▶ [Objective]
Records follow. Select each line holding "text".

----------------

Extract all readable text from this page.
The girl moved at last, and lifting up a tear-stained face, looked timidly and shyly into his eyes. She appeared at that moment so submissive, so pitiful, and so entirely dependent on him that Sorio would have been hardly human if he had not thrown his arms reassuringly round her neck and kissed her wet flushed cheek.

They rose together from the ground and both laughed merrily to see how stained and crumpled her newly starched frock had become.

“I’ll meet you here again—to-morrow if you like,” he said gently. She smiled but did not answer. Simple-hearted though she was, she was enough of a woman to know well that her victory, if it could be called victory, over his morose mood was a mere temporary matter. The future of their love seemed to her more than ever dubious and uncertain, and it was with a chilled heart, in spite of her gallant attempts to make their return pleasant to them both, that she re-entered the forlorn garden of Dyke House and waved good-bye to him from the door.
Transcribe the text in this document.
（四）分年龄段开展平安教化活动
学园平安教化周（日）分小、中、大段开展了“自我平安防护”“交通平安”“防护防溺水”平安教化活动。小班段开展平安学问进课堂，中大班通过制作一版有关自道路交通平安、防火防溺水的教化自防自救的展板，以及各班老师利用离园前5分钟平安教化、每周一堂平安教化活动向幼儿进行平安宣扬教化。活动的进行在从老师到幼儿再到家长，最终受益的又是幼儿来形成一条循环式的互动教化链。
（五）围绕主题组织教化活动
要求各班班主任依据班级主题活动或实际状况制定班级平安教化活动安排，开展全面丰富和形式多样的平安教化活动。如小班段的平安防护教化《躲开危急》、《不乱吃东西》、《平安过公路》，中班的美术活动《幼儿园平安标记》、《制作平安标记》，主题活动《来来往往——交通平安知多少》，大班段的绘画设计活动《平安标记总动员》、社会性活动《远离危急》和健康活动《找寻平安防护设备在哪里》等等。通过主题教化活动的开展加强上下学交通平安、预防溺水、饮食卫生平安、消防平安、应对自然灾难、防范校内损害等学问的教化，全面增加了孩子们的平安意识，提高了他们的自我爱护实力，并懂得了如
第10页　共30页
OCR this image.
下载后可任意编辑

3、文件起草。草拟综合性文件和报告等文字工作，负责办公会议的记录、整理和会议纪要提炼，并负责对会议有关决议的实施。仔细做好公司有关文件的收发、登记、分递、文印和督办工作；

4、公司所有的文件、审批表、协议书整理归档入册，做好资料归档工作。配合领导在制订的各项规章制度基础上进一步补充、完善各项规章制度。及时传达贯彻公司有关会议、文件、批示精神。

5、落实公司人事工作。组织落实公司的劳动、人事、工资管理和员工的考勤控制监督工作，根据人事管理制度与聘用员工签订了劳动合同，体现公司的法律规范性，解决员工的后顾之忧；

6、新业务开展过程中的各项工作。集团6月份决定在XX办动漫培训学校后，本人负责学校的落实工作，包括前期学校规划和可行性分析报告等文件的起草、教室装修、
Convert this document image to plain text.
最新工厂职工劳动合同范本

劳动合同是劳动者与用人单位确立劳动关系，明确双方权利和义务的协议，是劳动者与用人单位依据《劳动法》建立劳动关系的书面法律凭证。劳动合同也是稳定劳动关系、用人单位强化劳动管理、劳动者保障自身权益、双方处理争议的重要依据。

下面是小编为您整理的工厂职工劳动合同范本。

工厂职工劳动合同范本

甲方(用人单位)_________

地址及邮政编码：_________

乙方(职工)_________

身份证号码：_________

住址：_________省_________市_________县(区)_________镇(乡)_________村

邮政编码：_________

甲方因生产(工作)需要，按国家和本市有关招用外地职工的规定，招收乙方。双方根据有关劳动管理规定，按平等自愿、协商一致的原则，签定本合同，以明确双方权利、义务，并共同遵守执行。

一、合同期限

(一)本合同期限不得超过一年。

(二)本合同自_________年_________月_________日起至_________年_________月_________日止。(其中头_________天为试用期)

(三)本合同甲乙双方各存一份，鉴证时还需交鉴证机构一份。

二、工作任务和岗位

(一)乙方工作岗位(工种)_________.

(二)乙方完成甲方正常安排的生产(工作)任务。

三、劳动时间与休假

----------------

▶ [Correct response]
Extract all readable text from this page.
Transcribe the text in this document.
Convert this document image to plain text.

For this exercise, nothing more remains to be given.